▸ **What needs to be done**
Find how many lines in the data below mention "form". Give the number only.
◆ ◆ ◆ ◆ ◆
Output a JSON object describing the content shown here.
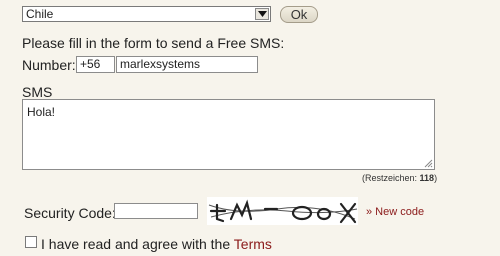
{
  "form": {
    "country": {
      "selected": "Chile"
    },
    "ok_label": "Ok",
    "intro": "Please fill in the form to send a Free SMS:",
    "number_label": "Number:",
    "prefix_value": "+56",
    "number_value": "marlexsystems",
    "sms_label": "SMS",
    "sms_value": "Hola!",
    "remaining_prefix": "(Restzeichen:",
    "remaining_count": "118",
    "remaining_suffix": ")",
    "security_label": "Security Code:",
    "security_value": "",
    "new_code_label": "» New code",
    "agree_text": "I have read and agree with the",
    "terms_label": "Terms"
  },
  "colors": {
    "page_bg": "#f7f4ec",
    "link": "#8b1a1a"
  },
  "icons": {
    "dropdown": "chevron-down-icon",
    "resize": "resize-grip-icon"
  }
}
◆ ◆ ◆ ◆ ◆
▸ **The response**
2